[Start of DATA SHOWN]
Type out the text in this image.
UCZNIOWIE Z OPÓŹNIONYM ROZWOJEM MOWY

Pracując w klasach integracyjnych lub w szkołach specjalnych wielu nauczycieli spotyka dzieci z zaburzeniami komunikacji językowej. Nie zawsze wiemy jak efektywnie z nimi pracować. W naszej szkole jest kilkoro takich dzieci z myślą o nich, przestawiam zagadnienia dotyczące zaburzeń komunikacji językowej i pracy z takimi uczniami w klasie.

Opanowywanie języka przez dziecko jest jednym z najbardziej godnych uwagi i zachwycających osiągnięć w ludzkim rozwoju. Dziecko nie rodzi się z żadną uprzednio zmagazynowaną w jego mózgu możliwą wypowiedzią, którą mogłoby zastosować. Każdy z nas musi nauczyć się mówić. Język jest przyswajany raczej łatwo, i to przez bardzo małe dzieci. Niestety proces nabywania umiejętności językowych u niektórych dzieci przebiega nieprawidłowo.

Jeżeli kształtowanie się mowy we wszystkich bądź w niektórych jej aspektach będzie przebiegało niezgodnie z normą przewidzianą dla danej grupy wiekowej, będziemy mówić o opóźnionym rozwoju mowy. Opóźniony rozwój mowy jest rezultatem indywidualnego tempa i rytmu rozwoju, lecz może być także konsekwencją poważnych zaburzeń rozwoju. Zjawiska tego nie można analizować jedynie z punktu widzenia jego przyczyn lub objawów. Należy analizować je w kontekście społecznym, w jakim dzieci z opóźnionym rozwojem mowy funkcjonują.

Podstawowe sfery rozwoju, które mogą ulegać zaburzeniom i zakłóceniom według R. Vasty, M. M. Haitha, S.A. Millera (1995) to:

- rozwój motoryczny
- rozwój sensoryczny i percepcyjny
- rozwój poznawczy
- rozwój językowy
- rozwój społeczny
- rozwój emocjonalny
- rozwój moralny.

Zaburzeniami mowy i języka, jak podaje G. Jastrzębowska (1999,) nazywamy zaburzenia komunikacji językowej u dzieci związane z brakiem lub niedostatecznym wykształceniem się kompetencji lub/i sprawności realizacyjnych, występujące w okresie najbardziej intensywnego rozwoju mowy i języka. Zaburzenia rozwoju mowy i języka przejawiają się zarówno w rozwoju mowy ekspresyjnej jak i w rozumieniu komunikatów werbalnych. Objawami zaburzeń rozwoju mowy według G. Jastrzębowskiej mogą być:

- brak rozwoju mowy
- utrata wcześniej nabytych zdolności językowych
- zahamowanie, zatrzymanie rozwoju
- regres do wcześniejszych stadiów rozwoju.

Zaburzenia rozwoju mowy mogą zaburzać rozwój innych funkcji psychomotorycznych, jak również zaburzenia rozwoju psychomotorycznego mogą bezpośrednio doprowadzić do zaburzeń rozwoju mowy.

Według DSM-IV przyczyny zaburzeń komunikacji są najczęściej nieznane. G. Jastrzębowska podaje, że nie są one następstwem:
[End of DATA SHOWN]
▶ _WHAT THE TASK ASKS_:
Repeat the data above, word for word.

▶ _WRITTEN ANSWER_:
Type out the text in this image.
UCZNIOWIE Z OPÓŹNIONYM ROZWOJEM MOWY

Pracując w klasach integracyjnych lub w szkołach specjalnych wielu nauczycieli spotyka dzieci z zaburzeniami komunikacji językowej. Nie zawsze wiemy jak efektywnie z nimi pracować. W naszej szkole jest kilkoro takich dzieci z myślą o nich, przestawiam zagadnienia dotyczące zaburzeń komunikacji językowej i pracy z takimi uczniami w klasie.

Opanowywanie języka przez dziecko jest jednym z najbardziej godnych uwagi i zachwycających osiągnięć w ludzkim rozwoju. Dziecko nie rodzi się z żadną uprzednio zmagazynowaną w jego mózgu możliwą wypowiedzią, którą mogłoby zastosować. Każdy z nas musi nauczyć się mówić. Język jest przyswajany raczej łatwo, i to przez bardzo małe dzieci. Niestety proces nabywania umiejętności językowych u niektórych dzieci przebiega nieprawidłowo.

Jeżeli kształtowanie się mowy we wszystkich bądź w niektórych jej aspektach będzie przebiegało niezgodnie z normą przewidzianą dla danej grupy wiekowej, będziemy mówić o opóźnionym rozwoju mowy. Opóźniony rozwój mowy jest rezultatem indywidualnego tempa i rytmu rozwoju, lecz może być także konsekwencją poważnych zaburzeń rozwoju. Zjawiska tego nie można analizować jedynie z punktu widzenia jego przyczyn lub objawów. Należy analizować je w kontekście społecznym, w jakim dzieci z opóźnionym rozwojem mowy funkcjonują.

Podstawowe sfery rozwoju, które mogą ulegać zaburzeniom i zakłóceniom według R. Vasty, M. M. Haitha, S.A. Millera (1995) to:

- rozwój motoryczny
- rozwój sensoryczny i percepcyjny
- rozwój poznawczy
- rozwój językowy
- rozwój społeczny
- rozwój emocjonalny
- rozwój moralny.

Zaburzeniami mowy i języka, jak podaje G. Jastrzębowska (1999,) nazywamy zaburzenia komunikacji językowej u dzieci związane z brakiem lub niedostatecznym wykształceniem się kompetencji lub/i sprawności realizacyjnych, występujące w okresie najbardziej intensywnego rozwoju mowy i języka. Zaburzenia rozwoju mowy i języka przejawiają się zarówno w rozwoju mowy ekspresyjnej jak i w rozumieniu komunikatów werbalnych. Objawami zaburzeń rozwoju mowy według G. Jastrzębowskiej mogą być:

- brak rozwoju mowy
- utrata wcześniej nabytych zdolności językowych
- zahamowanie, zatrzymanie rozwoju
- regres do wcześniejszych stadiów rozwoju.

Zaburzenia rozwoju mowy mogą zaburzać rozwój innych funkcji psychomotorycznych, jak również zaburzenia rozwoju psychomotorycznego mogą bezpośrednio doprowadzić do zaburzeń rozwoju mowy.

Według DSM-IV przyczyny zaburzeń komunikacji są najczęściej nieznane. G. Jastrzębowska podaje, że nie są one następstwem:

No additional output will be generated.